··· Data to process ···

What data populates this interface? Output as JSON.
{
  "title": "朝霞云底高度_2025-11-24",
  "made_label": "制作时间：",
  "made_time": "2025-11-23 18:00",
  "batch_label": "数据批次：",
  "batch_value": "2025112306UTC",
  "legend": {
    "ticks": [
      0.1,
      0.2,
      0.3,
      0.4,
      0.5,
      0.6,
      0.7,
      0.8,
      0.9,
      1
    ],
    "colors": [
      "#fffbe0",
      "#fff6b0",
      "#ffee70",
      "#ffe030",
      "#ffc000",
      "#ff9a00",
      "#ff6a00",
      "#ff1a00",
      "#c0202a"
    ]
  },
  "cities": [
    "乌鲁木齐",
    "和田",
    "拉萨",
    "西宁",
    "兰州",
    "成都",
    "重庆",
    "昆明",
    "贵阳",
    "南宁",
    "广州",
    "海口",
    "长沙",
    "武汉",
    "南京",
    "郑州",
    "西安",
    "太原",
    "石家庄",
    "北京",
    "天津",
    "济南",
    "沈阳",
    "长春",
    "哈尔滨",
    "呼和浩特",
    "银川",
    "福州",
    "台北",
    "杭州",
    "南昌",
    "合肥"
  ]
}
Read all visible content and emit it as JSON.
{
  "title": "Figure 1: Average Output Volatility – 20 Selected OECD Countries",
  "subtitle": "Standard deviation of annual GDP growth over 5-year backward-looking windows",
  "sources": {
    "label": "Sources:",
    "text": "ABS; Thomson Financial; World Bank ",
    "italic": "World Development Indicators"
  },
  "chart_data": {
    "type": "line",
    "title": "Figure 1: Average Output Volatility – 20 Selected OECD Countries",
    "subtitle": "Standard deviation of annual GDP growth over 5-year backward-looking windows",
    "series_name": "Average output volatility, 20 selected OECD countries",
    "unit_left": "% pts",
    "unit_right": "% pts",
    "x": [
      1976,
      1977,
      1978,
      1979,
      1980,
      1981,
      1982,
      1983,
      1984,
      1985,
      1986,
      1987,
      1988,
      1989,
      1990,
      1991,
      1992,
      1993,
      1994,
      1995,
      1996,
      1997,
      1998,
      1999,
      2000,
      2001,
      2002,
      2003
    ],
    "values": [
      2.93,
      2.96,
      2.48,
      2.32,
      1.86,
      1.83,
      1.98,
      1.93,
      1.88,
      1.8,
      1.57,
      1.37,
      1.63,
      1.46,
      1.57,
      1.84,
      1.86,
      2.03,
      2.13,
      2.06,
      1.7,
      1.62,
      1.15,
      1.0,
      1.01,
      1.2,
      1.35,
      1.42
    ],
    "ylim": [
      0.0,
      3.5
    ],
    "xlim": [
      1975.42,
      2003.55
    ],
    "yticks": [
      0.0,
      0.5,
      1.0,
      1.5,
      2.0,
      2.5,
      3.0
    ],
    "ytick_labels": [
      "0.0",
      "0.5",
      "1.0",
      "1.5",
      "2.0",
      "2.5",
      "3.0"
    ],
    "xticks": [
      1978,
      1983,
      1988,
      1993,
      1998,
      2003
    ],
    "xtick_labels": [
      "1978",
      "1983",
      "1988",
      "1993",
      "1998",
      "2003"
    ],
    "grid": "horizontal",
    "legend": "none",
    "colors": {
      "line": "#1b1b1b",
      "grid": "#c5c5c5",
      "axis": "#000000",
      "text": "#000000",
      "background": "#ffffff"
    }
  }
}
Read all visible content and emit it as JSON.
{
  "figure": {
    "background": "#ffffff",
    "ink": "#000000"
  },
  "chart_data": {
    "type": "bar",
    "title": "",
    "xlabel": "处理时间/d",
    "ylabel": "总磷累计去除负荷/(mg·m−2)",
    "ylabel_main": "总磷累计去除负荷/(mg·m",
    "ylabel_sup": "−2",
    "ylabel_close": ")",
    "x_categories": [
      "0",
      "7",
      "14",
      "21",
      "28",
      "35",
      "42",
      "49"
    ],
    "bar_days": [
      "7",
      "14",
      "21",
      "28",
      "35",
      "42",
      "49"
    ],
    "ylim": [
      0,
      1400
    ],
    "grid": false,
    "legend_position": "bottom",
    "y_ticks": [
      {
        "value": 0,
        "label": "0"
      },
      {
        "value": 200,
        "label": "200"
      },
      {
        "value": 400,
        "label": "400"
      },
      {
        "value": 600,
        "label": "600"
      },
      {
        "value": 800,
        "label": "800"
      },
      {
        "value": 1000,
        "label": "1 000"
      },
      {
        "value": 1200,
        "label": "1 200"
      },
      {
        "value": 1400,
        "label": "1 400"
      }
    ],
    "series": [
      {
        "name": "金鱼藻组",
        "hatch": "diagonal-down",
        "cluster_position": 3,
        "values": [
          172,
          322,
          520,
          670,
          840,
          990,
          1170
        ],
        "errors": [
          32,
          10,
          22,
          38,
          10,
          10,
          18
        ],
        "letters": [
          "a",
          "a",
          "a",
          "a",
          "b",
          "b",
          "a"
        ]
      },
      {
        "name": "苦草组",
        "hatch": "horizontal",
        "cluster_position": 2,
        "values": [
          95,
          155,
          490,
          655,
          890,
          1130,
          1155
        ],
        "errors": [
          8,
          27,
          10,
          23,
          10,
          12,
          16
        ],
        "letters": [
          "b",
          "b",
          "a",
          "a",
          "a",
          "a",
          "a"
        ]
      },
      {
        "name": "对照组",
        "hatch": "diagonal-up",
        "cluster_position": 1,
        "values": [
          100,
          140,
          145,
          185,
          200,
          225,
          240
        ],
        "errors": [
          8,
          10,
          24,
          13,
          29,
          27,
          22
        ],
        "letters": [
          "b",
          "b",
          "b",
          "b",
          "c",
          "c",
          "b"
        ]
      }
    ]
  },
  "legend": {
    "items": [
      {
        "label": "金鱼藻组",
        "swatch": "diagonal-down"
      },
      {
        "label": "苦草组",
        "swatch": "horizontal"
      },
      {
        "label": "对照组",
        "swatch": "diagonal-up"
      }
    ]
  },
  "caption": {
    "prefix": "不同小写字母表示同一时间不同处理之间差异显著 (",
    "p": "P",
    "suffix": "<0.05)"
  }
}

···

Task instructions: Look over the listing above. Pick out and copy every line that includes "总磷累计去除负荷".

Result of the task:
    "ylabel": "总磷累计去除负荷/(mg·m−2)",
    "ylabel_main": "总磷累计去除负荷/(mg·m",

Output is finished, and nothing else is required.